* _Goal_
Report, word for word, every line of the material that contains "subtitle".

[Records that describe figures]
** begin **

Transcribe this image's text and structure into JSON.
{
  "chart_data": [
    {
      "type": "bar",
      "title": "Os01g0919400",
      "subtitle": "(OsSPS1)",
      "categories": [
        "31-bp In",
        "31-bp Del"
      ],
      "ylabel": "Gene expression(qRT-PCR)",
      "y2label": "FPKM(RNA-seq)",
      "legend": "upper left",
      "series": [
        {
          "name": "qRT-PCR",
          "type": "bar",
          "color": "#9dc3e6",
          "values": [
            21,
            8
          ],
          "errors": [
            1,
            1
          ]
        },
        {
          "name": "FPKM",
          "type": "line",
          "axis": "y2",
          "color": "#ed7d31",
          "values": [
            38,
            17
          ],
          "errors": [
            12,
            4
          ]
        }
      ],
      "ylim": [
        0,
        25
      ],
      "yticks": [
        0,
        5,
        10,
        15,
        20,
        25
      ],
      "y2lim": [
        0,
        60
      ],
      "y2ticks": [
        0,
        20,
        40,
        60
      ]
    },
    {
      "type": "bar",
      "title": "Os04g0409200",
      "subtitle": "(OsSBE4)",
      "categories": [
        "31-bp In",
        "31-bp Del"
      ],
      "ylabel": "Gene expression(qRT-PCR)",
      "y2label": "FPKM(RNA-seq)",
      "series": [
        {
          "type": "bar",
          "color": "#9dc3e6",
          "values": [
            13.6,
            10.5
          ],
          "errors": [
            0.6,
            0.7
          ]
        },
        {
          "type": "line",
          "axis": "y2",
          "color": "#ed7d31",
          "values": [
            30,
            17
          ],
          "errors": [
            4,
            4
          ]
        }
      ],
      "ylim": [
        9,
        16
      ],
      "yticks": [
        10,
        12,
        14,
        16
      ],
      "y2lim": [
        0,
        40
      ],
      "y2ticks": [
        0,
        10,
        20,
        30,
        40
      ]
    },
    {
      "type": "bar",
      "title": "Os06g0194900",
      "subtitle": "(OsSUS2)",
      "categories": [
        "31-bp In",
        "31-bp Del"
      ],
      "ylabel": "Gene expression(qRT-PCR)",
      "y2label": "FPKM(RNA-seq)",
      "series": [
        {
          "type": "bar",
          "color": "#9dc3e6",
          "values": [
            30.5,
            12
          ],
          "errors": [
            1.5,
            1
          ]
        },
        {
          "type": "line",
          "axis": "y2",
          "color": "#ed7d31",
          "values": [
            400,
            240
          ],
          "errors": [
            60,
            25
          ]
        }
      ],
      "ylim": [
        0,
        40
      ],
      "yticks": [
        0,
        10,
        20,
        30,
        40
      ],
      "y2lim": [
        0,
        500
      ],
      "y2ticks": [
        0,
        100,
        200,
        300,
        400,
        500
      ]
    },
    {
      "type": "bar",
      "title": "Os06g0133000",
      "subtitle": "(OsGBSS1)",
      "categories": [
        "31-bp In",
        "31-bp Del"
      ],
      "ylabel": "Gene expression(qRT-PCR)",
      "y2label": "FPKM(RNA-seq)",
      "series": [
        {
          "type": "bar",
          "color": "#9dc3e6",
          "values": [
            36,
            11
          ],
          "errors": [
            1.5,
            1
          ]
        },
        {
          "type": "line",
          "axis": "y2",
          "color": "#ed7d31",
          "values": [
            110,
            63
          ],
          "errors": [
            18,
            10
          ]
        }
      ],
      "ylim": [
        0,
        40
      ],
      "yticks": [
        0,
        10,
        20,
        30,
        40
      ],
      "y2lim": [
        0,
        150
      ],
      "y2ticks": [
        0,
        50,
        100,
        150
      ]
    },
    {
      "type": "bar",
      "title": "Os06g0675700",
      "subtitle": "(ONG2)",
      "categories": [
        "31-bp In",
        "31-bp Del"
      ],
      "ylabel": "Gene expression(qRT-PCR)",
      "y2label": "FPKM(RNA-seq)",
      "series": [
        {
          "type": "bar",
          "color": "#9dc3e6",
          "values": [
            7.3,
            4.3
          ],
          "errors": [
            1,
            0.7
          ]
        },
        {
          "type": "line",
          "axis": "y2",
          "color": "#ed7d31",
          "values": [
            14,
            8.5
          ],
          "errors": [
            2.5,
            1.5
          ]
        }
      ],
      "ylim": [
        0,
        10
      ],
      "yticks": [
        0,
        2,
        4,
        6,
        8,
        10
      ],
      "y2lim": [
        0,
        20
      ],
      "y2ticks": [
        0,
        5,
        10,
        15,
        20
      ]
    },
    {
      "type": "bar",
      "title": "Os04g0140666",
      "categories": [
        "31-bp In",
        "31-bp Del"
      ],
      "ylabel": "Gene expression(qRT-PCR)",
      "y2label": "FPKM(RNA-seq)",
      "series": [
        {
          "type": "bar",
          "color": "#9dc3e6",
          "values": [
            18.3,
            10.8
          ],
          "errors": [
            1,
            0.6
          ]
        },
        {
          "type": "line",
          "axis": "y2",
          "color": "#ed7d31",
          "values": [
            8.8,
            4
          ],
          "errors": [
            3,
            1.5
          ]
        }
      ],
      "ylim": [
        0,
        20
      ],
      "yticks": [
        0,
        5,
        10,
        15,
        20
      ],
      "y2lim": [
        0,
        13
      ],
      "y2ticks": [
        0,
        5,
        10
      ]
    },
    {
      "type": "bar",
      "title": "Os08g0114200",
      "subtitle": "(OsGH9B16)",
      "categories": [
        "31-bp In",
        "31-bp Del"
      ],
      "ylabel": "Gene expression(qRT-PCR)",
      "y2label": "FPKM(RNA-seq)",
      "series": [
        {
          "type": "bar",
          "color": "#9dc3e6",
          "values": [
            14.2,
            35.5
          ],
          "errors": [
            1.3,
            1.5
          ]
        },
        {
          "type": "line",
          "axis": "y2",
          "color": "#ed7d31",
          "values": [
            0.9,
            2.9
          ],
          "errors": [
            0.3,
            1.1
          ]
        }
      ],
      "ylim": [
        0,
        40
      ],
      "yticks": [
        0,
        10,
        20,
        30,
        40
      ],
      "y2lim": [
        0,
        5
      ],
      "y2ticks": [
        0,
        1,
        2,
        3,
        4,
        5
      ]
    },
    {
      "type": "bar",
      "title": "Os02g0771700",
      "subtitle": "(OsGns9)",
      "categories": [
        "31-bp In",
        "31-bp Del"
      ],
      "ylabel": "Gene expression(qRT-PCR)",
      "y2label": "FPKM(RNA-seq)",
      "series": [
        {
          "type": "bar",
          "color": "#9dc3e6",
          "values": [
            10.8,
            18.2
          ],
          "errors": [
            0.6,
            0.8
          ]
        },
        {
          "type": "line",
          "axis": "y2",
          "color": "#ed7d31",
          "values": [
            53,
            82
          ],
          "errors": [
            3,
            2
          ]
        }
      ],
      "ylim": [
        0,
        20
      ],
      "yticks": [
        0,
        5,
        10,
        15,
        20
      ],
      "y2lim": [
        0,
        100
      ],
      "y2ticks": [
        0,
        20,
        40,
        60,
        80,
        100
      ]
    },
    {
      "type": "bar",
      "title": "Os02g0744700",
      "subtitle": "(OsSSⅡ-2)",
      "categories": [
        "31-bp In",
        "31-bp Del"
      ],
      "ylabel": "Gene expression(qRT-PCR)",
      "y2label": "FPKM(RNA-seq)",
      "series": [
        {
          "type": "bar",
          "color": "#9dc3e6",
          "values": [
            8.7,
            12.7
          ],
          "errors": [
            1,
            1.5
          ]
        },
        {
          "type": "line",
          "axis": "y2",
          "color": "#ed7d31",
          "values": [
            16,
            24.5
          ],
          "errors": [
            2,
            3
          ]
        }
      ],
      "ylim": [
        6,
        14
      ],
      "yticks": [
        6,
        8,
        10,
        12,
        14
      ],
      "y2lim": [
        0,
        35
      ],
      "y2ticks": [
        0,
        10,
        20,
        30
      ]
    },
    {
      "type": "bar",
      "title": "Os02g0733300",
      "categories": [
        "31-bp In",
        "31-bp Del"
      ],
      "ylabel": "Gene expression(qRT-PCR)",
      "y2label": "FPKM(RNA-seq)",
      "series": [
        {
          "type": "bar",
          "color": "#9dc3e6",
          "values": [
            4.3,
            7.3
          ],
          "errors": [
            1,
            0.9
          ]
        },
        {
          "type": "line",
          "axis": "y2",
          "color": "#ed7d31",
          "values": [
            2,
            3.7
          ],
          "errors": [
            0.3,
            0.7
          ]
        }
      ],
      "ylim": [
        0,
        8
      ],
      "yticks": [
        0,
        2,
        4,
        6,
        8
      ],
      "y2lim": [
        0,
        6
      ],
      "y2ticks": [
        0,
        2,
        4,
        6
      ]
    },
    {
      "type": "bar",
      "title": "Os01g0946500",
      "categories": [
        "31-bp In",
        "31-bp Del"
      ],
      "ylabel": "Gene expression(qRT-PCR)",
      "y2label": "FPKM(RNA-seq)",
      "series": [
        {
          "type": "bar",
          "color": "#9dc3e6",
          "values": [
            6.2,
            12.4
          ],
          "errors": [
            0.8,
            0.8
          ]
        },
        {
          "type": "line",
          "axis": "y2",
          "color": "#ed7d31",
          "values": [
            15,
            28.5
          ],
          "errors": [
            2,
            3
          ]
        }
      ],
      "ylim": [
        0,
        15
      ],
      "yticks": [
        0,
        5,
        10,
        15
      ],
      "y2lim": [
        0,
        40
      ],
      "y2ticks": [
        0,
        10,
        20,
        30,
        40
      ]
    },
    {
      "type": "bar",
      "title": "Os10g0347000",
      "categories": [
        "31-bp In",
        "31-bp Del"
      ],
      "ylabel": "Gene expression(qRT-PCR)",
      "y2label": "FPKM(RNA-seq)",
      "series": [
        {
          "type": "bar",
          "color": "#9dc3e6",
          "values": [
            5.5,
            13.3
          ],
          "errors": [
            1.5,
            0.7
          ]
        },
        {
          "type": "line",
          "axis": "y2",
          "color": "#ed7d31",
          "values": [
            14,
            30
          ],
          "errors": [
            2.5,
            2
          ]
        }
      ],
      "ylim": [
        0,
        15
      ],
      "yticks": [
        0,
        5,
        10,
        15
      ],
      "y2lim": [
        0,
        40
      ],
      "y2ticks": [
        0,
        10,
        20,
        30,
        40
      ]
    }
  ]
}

** end **

* _Result of this task_
      "subtitle": "(OsSPS1)",
      "subtitle": "(OsSBE4)",
      "subtitle": "(OsSUS2)",
      "subtitle": "(OsGBSS1)",
      "subtitle": "(ONG2)",
      "subtitle": "(OsGH9B16)",
      "subtitle": "(OsGns9)",
      "subtitle": "(OsSSⅡ-2)",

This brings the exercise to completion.